— BEGIN Dataset excerpts —

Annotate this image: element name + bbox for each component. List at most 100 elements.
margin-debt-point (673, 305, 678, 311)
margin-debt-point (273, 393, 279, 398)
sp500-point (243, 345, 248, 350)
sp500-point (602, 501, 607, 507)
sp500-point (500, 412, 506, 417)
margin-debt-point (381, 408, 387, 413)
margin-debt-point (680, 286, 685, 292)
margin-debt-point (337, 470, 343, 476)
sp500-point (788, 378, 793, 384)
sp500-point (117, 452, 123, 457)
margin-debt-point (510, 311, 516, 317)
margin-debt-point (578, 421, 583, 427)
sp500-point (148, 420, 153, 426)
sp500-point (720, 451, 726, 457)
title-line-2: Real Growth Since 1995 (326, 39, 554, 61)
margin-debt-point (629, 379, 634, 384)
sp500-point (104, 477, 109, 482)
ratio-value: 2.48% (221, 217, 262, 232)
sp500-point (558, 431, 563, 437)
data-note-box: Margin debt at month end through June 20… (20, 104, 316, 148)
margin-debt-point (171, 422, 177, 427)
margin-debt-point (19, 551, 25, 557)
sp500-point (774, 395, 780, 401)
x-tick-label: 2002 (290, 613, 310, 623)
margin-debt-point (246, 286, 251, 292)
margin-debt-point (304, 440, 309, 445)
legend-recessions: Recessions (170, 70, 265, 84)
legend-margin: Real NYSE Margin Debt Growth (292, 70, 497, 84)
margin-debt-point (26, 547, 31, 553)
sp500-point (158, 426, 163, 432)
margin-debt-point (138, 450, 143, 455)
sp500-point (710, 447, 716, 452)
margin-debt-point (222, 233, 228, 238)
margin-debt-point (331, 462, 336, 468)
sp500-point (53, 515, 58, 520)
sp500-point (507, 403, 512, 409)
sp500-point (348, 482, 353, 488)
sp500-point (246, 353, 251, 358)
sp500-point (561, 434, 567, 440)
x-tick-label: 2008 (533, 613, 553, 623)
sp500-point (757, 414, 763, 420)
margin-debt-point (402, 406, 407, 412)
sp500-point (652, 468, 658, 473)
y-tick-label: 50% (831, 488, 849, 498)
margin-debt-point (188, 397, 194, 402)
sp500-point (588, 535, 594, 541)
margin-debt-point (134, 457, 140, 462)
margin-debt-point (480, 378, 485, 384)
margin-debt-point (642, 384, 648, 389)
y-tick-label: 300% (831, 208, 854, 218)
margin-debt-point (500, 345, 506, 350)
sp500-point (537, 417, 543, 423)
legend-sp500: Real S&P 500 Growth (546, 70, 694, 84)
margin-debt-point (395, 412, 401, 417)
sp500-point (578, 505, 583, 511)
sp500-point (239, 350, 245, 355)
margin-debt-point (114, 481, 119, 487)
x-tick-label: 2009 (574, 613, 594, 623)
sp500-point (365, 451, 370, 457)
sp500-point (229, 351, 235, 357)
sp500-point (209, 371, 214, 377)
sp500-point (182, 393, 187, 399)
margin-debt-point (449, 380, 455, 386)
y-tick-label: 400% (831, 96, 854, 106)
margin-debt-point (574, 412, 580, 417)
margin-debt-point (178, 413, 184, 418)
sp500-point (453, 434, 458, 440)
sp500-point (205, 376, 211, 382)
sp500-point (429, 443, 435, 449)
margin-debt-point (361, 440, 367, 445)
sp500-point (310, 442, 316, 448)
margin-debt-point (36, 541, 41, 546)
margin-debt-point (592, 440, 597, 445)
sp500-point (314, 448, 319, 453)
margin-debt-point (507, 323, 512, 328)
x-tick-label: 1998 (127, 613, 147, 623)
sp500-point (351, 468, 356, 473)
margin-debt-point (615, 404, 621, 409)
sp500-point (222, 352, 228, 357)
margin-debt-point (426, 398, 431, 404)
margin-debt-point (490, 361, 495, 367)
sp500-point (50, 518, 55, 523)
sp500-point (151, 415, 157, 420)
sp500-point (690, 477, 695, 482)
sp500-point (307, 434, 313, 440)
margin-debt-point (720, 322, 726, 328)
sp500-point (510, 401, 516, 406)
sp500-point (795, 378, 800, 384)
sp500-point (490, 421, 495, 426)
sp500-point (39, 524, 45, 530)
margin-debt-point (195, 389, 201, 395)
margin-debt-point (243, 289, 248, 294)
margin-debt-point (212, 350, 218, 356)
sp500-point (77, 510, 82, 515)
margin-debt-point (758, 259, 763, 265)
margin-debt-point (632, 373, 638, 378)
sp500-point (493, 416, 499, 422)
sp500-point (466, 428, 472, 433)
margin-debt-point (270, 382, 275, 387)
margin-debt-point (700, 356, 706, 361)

— END Dataset excerpts —

# [Goal of the exercise]
Could you copy out every row above, character for character, without changing anything?

# [Solution to the problem]
Annotate this image: element name + bbox for each component. List at most 100 elements.
margin-debt-point (673, 305, 678, 311)
margin-debt-point (273, 393, 279, 398)
sp500-point (243, 345, 248, 350)
sp500-point (602, 501, 607, 507)
sp500-point (500, 412, 506, 417)
margin-debt-point (381, 408, 387, 413)
margin-debt-point (680, 286, 685, 292)
margin-debt-point (337, 470, 343, 476)
sp500-point (788, 378, 793, 384)
sp500-point (117, 452, 123, 457)
margin-debt-point (510, 311, 516, 317)
margin-debt-point (578, 421, 583, 427)
sp500-point (148, 420, 153, 426)
sp500-point (720, 451, 726, 457)
title-line-2: Real Growth Since 1995 (326, 39, 554, 61)
margin-debt-point (629, 379, 634, 384)
sp500-point (104, 477, 109, 482)
ratio-value: 2.48% (221, 217, 262, 232)
sp500-point (558, 431, 563, 437)
data-note-box: Margin debt at month end through June 20… (20, 104, 316, 148)
margin-debt-point (171, 422, 177, 427)
margin-debt-point (19, 551, 25, 557)
sp500-point (774, 395, 780, 401)
x-tick-label: 2002 (290, 613, 310, 623)
margin-debt-point (246, 286, 251, 292)
margin-debt-point (304, 440, 309, 445)
legend-recessions: Recessions (170, 70, 265, 84)
legend-margin: Real NYSE Margin Debt Growth (292, 70, 497, 84)
margin-debt-point (26, 547, 31, 553)
sp500-point (158, 426, 163, 432)
margin-debt-point (138, 450, 143, 455)
sp500-point (710, 447, 716, 452)
margin-debt-point (222, 233, 228, 238)
margin-debt-point (331, 462, 336, 468)
sp500-point (53, 515, 58, 520)
sp500-point (507, 403, 512, 409)
sp500-point (348, 482, 353, 488)
sp500-point (246, 353, 251, 358)
sp500-point (561, 434, 567, 440)
x-tick-label: 2008 (533, 613, 553, 623)
sp500-point (757, 414, 763, 420)
margin-debt-point (402, 406, 407, 412)
sp500-point (652, 468, 658, 473)
y-tick-label: 50% (831, 488, 849, 498)
margin-debt-point (188, 397, 194, 402)
sp500-point (588, 535, 594, 541)
margin-debt-point (134, 457, 140, 462)
margin-debt-point (480, 378, 485, 384)
margin-debt-point (642, 384, 648, 389)
y-tick-label: 300% (831, 208, 854, 218)
margin-debt-point (500, 345, 506, 350)
sp500-point (537, 417, 543, 423)
legend-sp500: Real S&P 500 Growth (546, 70, 694, 84)
margin-debt-point (395, 412, 401, 417)
sp500-point (578, 505, 583, 511)
sp500-point (239, 350, 245, 355)
margin-debt-point (114, 481, 119, 487)
x-tick-label: 2009 (574, 613, 594, 623)
sp500-point (365, 451, 370, 457)
sp500-point (229, 351, 235, 357)
sp500-point (209, 371, 214, 377)
sp500-point (182, 393, 187, 399)
margin-debt-point (449, 380, 455, 386)
y-tick-label: 400% (831, 96, 854, 106)
margin-debt-point (574, 412, 580, 417)
margin-debt-point (178, 413, 184, 418)
sp500-point (453, 434, 458, 440)
sp500-point (205, 376, 211, 382)
sp500-point (429, 443, 435, 449)
margin-debt-point (361, 440, 367, 445)
sp500-point (310, 442, 316, 448)
margin-debt-point (36, 541, 41, 546)
margin-debt-point (592, 440, 597, 445)
sp500-point (314, 448, 319, 453)
margin-debt-point (507, 323, 512, 328)
x-tick-label: 1998 (127, 613, 147, 623)
sp500-point (351, 468, 356, 473)
margin-debt-point (615, 404, 621, 409)
sp500-point (222, 352, 228, 357)
margin-debt-point (426, 398, 431, 404)
margin-debt-point (490, 361, 495, 367)
sp500-point (50, 518, 55, 523)
sp500-point (151, 415, 157, 420)
sp500-point (690, 477, 695, 482)
sp500-point (307, 434, 313, 440)
margin-debt-point (720, 322, 726, 328)
sp500-point (510, 401, 516, 406)
sp500-point (795, 378, 800, 384)
sp500-point (490, 421, 495, 426)
sp500-point (39, 524, 45, 530)
margin-debt-point (195, 389, 201, 395)
margin-debt-point (243, 289, 248, 294)
margin-debt-point (212, 350, 218, 356)
sp500-point (77, 510, 82, 515)
margin-debt-point (758, 259, 763, 265)
margin-debt-point (632, 373, 638, 378)
sp500-point (493, 416, 499, 422)
sp500-point (466, 428, 472, 433)
margin-debt-point (270, 382, 275, 387)
margin-debt-point (700, 356, 706, 361)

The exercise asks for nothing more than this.